What needs to be done
In the entries that follow, find the word "luật" and report each line it is on.

Exercise inputs
** BEGIN **

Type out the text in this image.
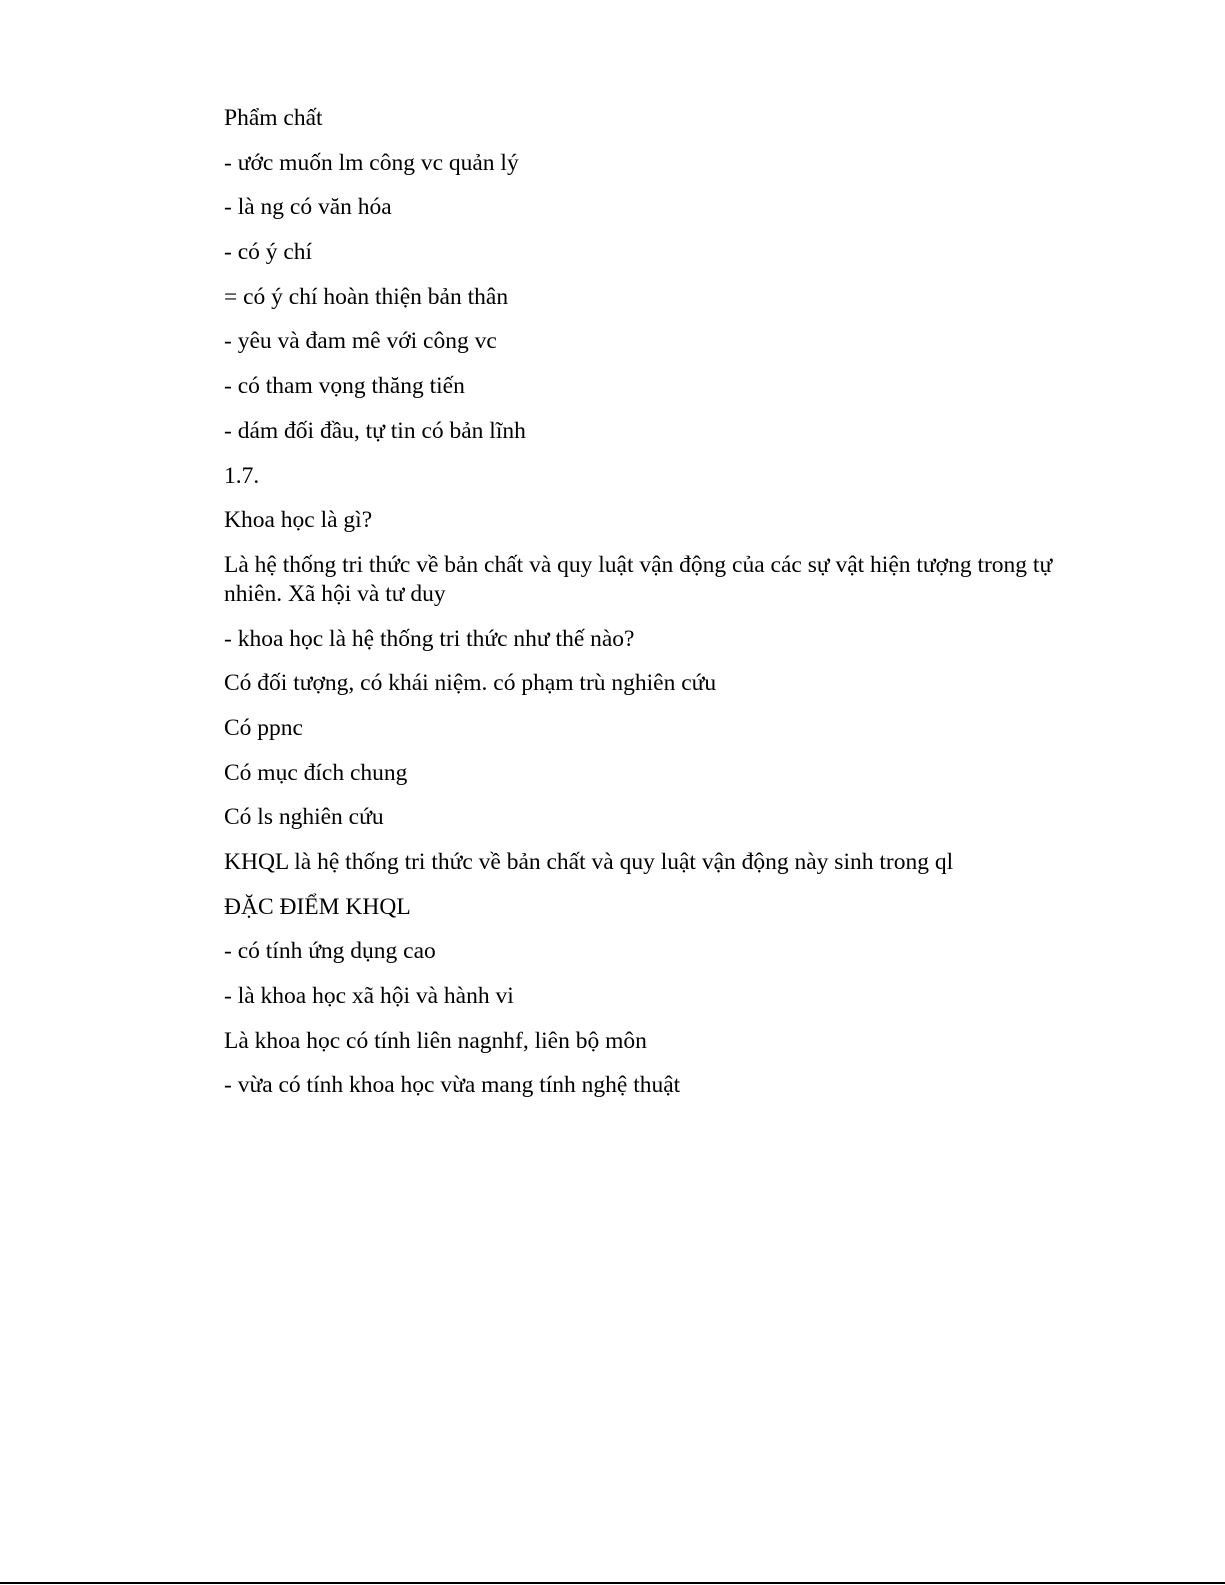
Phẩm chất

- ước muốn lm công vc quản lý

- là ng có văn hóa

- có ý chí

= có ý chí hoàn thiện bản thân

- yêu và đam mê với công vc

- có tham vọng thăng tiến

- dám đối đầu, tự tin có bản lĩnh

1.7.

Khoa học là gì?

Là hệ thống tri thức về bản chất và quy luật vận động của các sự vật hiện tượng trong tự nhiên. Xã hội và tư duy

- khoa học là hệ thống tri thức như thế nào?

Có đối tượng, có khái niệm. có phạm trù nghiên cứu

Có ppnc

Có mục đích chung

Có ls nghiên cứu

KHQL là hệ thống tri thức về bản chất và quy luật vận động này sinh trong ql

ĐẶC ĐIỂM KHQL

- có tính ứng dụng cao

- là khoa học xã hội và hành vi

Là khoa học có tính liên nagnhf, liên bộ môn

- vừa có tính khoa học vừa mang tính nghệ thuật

** END **
** BEGIN **

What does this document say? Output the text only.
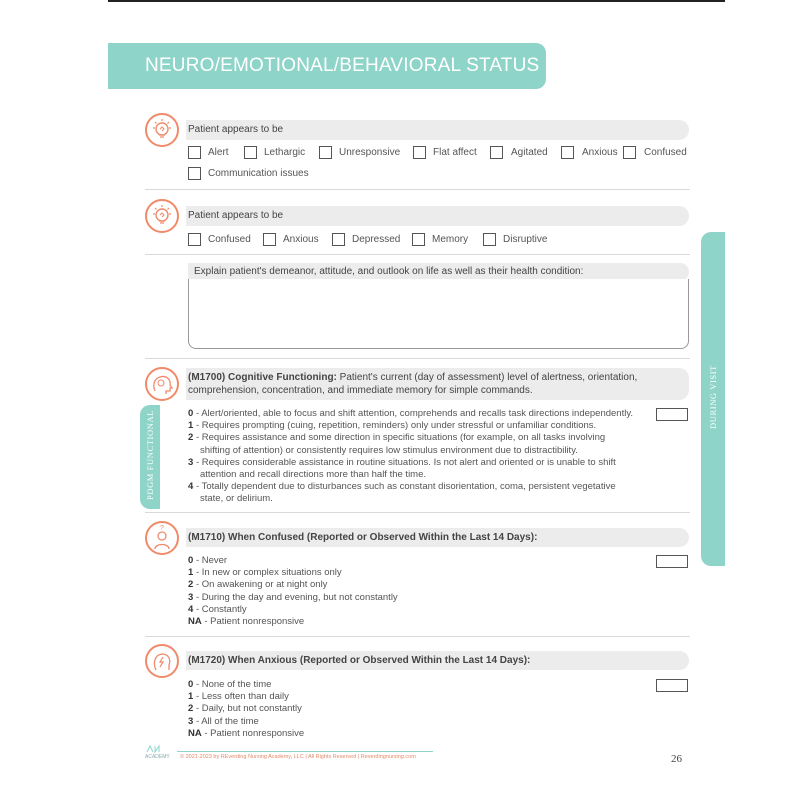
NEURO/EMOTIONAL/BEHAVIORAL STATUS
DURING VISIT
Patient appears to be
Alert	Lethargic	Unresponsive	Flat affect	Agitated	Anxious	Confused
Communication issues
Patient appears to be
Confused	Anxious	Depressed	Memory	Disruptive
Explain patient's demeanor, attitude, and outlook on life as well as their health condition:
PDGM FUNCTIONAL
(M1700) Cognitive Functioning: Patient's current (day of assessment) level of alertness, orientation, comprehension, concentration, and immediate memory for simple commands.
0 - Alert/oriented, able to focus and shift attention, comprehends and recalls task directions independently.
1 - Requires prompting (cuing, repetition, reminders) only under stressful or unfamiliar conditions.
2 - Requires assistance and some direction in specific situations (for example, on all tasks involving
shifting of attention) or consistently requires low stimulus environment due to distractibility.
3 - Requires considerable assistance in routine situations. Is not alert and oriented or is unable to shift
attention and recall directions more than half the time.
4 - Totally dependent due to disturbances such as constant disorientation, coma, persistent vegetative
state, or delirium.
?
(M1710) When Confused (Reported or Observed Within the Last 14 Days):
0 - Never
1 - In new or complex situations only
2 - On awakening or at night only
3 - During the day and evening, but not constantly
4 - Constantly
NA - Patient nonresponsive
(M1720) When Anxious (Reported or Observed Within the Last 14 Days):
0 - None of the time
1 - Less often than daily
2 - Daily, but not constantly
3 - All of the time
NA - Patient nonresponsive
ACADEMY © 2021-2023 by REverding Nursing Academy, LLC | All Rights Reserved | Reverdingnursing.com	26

** END **
** BEGIN **

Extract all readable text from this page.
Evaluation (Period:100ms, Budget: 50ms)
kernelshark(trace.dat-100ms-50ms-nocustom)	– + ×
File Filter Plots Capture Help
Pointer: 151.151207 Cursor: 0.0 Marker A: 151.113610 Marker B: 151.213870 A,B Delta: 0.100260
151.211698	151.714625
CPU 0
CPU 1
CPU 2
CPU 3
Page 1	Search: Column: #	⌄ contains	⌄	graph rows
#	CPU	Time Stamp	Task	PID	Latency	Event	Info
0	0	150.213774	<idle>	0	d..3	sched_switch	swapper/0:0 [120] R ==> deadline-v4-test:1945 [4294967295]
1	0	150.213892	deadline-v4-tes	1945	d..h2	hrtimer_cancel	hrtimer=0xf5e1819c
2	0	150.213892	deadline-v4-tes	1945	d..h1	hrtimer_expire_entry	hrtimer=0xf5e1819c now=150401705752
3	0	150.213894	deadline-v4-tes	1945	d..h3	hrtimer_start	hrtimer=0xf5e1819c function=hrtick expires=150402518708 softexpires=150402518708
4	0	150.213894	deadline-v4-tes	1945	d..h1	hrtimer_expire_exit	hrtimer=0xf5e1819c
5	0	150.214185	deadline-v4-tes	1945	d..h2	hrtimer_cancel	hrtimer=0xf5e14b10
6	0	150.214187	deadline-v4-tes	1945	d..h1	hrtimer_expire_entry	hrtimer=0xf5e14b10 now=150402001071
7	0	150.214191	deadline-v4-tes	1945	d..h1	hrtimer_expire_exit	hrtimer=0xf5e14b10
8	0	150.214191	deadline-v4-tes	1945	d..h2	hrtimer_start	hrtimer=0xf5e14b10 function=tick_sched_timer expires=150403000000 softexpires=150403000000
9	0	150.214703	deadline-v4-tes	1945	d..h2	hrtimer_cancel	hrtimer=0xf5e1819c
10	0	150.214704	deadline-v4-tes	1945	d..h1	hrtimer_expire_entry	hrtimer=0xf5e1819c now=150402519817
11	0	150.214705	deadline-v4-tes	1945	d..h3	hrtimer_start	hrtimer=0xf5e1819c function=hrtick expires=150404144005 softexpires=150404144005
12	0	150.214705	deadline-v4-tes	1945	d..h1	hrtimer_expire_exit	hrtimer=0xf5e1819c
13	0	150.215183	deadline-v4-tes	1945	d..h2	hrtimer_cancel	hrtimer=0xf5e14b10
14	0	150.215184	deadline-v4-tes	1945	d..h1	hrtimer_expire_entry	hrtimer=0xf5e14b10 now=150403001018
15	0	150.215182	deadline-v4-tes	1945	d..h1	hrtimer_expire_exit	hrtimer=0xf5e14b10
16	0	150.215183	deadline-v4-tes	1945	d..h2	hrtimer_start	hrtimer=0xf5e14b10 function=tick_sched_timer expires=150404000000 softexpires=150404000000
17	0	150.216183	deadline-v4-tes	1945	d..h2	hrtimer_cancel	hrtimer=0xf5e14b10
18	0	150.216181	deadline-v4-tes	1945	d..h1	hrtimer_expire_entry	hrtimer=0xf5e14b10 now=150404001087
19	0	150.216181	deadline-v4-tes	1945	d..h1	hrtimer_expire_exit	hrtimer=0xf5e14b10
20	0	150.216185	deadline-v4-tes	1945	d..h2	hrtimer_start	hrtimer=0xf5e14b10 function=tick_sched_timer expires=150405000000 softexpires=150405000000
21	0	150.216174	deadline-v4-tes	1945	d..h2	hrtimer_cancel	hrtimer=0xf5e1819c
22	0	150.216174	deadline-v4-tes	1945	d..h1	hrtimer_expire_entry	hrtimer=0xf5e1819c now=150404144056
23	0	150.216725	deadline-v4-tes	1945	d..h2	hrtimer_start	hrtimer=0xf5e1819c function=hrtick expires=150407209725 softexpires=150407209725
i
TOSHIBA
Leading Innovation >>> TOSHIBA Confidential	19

** END **

The answer
Là hệ thống tri thức về bản chất và quy luật vận động của các sự vật hiện tượng trong tự nhiên. Xã hội và tư duy
KHQL là hệ thống tri thức về bản chất và quy luật vận động này sinh trong ql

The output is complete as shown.